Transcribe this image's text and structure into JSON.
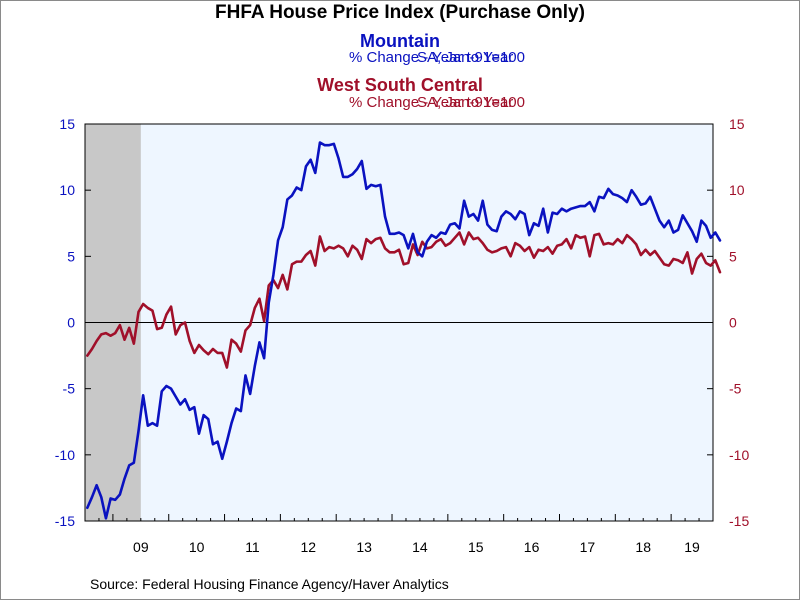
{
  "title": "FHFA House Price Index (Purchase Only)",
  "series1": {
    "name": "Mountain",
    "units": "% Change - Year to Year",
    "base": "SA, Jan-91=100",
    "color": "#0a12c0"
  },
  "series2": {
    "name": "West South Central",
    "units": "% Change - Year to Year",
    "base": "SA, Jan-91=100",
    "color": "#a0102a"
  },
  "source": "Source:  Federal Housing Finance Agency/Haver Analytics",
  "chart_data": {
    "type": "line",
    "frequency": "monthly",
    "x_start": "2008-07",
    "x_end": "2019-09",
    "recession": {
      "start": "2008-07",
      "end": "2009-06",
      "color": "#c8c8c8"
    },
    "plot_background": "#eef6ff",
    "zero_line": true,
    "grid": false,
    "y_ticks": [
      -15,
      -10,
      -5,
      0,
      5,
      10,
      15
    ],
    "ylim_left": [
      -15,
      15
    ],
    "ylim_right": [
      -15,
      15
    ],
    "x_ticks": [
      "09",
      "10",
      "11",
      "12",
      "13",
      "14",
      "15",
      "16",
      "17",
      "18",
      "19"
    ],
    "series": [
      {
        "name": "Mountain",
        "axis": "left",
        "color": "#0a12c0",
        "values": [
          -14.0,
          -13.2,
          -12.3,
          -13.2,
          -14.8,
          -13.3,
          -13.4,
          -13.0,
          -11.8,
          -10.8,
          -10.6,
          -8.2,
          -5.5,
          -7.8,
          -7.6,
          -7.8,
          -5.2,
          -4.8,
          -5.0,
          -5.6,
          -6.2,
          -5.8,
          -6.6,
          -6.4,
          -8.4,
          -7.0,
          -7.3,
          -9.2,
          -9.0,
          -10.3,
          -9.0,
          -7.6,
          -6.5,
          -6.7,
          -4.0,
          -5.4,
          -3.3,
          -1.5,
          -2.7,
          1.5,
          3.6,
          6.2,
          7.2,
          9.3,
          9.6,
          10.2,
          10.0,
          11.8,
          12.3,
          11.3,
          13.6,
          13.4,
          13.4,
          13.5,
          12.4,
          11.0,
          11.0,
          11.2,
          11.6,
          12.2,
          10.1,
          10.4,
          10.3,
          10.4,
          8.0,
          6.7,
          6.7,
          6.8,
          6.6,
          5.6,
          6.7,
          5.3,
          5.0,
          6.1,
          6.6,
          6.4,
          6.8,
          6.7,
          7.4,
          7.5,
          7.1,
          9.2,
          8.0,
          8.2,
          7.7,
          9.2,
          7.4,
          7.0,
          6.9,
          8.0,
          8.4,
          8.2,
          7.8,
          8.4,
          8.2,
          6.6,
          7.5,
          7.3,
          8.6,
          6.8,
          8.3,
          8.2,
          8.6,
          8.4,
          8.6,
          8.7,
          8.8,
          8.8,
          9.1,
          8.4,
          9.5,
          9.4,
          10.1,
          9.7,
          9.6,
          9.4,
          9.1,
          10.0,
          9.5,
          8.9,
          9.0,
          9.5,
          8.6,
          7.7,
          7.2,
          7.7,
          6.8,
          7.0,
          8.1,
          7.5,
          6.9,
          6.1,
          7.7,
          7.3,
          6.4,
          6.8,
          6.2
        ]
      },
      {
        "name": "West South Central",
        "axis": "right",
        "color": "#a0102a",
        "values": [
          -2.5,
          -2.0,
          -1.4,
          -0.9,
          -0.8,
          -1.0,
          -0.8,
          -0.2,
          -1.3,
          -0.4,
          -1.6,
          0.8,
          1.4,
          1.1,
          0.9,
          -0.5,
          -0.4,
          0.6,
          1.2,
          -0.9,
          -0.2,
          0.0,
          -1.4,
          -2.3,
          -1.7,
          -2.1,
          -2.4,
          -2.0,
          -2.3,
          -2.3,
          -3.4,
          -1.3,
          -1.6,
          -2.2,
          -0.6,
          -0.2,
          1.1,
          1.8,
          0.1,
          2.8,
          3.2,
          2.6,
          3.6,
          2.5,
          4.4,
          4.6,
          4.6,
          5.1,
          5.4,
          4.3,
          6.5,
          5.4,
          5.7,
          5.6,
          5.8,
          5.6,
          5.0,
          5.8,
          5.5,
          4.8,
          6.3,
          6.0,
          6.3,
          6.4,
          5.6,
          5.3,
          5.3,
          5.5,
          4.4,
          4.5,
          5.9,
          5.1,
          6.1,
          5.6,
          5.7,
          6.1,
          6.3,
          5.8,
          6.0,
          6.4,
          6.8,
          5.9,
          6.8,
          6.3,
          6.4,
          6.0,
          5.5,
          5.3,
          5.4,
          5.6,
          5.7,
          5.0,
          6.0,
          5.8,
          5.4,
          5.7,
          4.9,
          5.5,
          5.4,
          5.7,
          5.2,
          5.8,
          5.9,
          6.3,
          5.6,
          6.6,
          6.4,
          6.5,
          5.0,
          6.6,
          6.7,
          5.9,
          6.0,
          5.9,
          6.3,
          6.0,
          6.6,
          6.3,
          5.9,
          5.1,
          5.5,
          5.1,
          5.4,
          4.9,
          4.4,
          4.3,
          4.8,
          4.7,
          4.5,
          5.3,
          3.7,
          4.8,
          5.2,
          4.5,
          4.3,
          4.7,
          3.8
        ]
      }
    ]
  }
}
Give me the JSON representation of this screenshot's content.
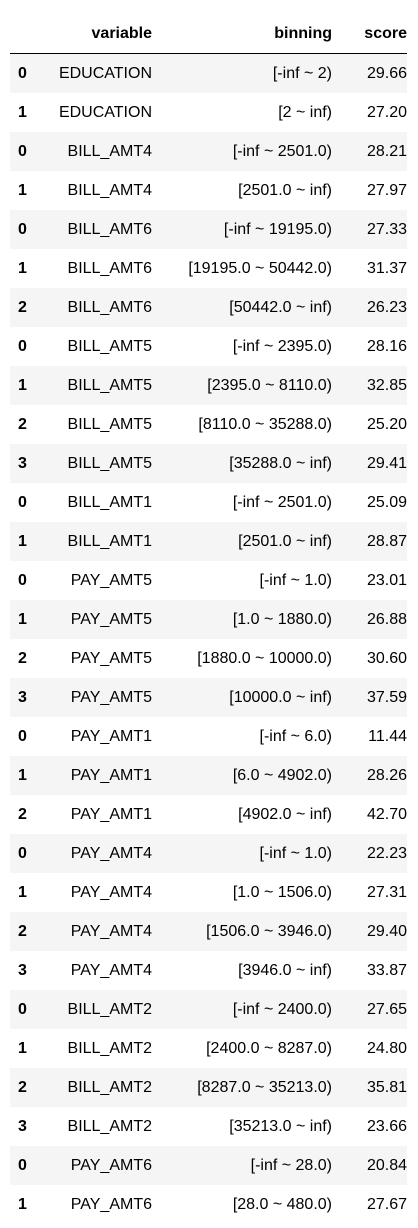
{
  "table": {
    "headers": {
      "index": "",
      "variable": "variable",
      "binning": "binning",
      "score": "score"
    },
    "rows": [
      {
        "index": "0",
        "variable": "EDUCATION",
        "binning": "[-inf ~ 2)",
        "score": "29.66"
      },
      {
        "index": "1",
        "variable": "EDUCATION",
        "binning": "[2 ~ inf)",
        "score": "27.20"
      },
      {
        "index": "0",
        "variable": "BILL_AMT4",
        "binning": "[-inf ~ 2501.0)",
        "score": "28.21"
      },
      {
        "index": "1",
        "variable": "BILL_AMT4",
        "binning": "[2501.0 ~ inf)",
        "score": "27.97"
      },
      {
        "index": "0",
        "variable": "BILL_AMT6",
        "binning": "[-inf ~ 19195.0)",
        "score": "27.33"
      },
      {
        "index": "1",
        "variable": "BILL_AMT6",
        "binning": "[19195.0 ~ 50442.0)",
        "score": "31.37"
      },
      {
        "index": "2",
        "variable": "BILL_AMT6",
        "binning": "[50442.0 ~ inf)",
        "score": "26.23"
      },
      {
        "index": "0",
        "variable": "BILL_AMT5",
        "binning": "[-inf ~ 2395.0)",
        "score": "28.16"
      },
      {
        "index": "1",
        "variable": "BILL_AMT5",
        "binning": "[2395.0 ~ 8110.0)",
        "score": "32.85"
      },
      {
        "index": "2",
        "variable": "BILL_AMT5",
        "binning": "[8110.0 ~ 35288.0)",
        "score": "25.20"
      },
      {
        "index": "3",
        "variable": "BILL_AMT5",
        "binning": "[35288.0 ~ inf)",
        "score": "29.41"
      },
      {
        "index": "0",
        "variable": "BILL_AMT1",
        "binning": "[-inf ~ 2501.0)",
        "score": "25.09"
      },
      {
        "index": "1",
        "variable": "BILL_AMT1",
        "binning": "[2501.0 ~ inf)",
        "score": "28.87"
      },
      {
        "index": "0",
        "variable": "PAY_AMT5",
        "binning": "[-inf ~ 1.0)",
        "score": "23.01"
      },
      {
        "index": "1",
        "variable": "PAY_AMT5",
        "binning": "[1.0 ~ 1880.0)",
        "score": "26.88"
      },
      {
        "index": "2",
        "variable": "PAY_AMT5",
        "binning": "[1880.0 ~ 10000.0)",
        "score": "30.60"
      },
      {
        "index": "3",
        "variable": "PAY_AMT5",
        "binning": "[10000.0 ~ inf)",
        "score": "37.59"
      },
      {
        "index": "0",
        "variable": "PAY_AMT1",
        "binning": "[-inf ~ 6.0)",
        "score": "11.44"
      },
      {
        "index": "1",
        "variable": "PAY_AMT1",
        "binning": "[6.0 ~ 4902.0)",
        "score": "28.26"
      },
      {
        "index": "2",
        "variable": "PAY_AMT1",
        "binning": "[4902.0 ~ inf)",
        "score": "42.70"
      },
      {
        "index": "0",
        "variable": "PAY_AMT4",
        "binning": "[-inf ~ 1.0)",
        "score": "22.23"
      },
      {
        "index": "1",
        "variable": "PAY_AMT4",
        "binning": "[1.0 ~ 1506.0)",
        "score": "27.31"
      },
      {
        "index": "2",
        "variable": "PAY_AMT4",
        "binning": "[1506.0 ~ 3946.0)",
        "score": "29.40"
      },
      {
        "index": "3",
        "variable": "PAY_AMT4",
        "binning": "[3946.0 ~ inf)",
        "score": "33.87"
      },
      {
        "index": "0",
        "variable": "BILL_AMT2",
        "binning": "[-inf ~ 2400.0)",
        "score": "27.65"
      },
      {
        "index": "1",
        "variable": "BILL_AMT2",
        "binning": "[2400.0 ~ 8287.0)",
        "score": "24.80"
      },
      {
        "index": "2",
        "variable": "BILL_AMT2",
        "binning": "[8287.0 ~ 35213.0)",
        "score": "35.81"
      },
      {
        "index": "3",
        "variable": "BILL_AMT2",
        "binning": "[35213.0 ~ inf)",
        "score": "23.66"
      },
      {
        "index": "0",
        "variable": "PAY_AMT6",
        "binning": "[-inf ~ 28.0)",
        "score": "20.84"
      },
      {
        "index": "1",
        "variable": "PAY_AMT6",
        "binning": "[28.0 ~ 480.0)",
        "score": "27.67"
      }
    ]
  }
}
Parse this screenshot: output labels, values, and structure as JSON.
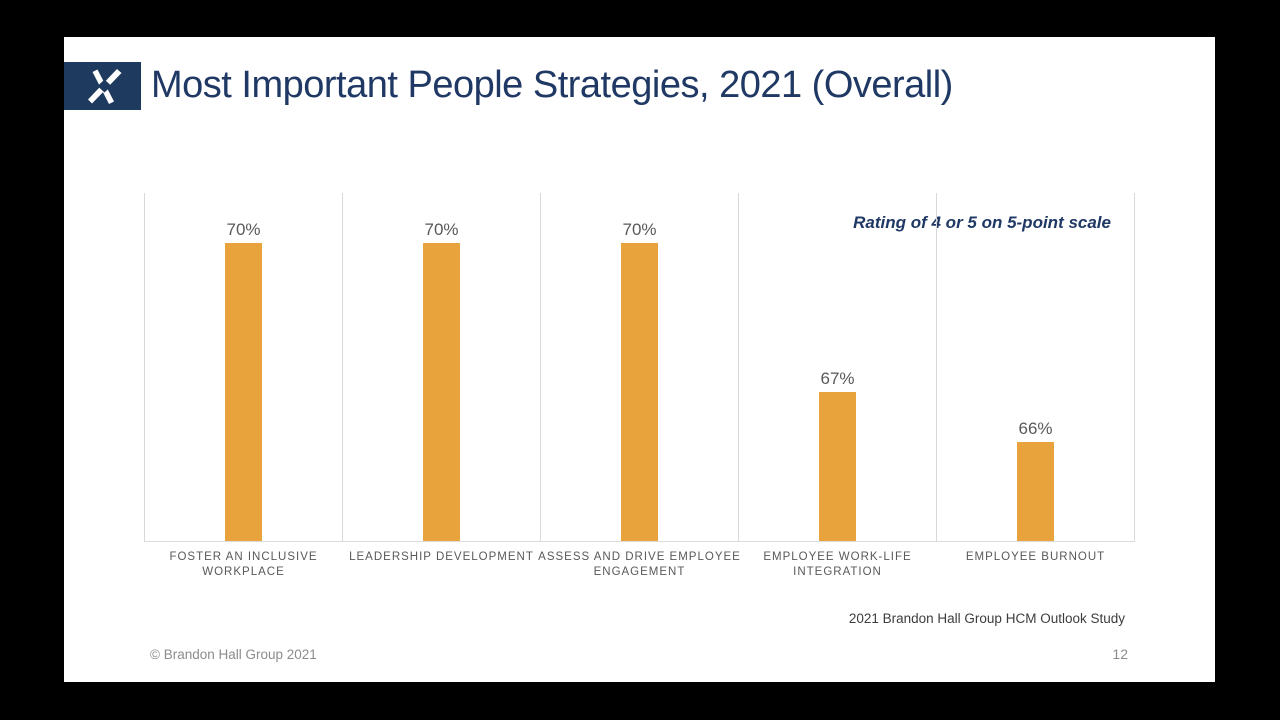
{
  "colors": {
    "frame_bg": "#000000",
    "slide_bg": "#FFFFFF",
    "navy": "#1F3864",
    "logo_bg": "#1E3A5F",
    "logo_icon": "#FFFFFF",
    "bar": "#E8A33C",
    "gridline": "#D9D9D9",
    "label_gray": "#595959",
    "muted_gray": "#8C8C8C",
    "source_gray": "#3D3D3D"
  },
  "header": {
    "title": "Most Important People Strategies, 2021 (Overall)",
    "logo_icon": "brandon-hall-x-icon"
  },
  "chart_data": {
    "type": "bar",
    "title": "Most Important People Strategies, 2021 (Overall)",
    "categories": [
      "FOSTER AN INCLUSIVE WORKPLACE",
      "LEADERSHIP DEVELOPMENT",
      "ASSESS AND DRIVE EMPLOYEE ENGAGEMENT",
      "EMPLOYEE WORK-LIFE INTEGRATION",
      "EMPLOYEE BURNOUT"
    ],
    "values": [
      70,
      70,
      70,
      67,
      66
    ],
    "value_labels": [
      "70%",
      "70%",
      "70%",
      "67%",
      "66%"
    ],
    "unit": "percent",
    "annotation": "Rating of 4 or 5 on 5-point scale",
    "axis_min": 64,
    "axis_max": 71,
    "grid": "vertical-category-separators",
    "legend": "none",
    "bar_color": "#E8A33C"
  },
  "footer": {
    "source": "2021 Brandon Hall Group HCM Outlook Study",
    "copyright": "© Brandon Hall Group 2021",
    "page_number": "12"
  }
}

BRIEF: How many lines of the listing above include the word "Group"? Reply with the number alone.

ANSWER FOR THIS EXERCISE: 2